Write out the entire listing below exactly as it appears, minus any pictures.

PROVIDED MATERIAL ▸
● ● ● ● ●

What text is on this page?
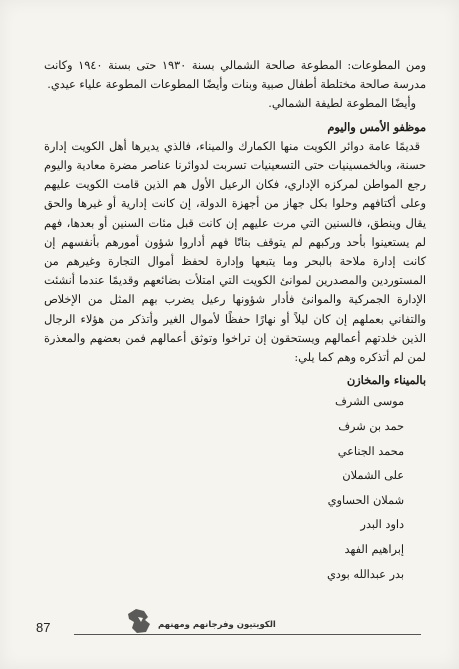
ومن المطوعات: المطوعة صالحة الشمالي بسنة ١٩٣٠ حتى بسنة ١٩٤٠ وكانت مدرسة صالحة مختلطة أطفال صبية وبنات وأيضًا المطوعات المطوعة علياء عيدي.

وأيضًا المطوعة لطيفة الشمالي.

موظفو الأمس واليوم

قديمًا عامة دوائر الكويت منها الكمارك والميناء، فالذي يديرها أهل الكويت إدارة حسنة، وبالخمسينيات حتى التسعينيات تسربت لدوائرنا عناصر مضرة معادية واليوم رجع المواطن لمركزه الإداري، فكان الرعيل الأول هم الذين قامت الكويت عليهم وعلى أكتافهم وحلوا بكل جهاز من أجهزة الدولة، إن كانت إدارية أو غيرها والحق يقال وينطق، فالسنين التي مرت عليهم إن كانت قبل مئات السنين أو بعدها، فهم لم يستعينوا بأحد وركبهم لم يتوقف بتاتًا فهم أداروا شؤون أمورهم بأنفسهم إن كانت إدارة ملاحة بالبحر وما يتبعها وإدارة لحفظ أموال التجارة وغيرهم من المستوردين والمصدرين لموانئ الكويت التي امتلأت بضائعهم وقديمًا عندما أنشئت الإدارة الجمركية والموانئ فأدار شؤونها رعيل يضرب بهم المثل من الإخلاص والتفاني بعملهم إن كان ليلاً أو نهارًا حفظًا لأموال الغير وأتذكر من هؤلاء الرجال الذين خلدتهم أعمالهم ويستحقون إن تراخوا وتوثق أعمالهم فمن بعضهم والمعذرة لمن لم أتذكره وهم كما يلي:

بالميناء والمخازن

موسى الشرف
حمد بن شرف
محمد الجناعي
على الشملان
شملان الحساوي
داود البدر
إبراهيم الفهد
بدر عبدالله بودي
87	الكويتيون وفرجانهم ومهنهم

● ● ● ● ●

THE OUTPUT ▸
What text is on this page?
ومن المطوعات: المطوعة صالحة الشمالي بسنة ١٩٣٠ حتى بسنة ١٩٤٠ وكانت مدرسة صالحة مختلطة أطفال صبية وبنات وأيضًا المطوعات المطوعة علياء عيدي.

وأيضًا المطوعة لطيفة الشمالي.

موظفو الأمس واليوم

قديمًا عامة دوائر الكويت منها الكمارك والميناء، فالذي يديرها أهل الكويت إدارة حسنة، وبالخمسينيات حتى التسعينيات تسربت لدوائرنا عناصر مضرة معادية واليوم رجع المواطن لمركزه الإداري، فكان الرعيل الأول هم الذين قامت الكويت عليهم وعلى أكتافهم وحلوا بكل جهاز من أجهزة الدولة، إن كانت إدارية أو غيرها والحق يقال وينطق، فالسنين التي مرت عليهم إن كانت قبل مئات السنين أو بعدها، فهم لم يستعينوا بأحد وركبهم لم يتوقف بتاتًا فهم أداروا شؤون أمورهم بأنفسهم إن كانت إدارة ملاحة بالبحر وما يتبعها وإدارة لحفظ أموال التجارة وغيرهم من المستوردين والمصدرين لموانئ الكويت التي امتلأت بضائعهم وقديمًا عندما أنشئت الإدارة الجمركية والموانئ فأدار شؤونها رعيل يضرب بهم المثل من الإخلاص والتفاني بعملهم إن كان ليلاً أو نهارًا حفظًا لأموال الغير وأتذكر من هؤلاء الرجال الذين خلدتهم أعمالهم ويستحقون إن تراخوا وتوثق أعمالهم فمن بعضهم والمعذرة لمن لم أتذكره وهم كما يلي:

بالميناء والمخازن

موسى الشرف
حمد بن شرف
محمد الجناعي
على الشملان
شملان الحساوي
داود البدر
إبراهيم الفهد
بدر عبدالله بودي
87	الكويتيون وفرجانهم ومهنهم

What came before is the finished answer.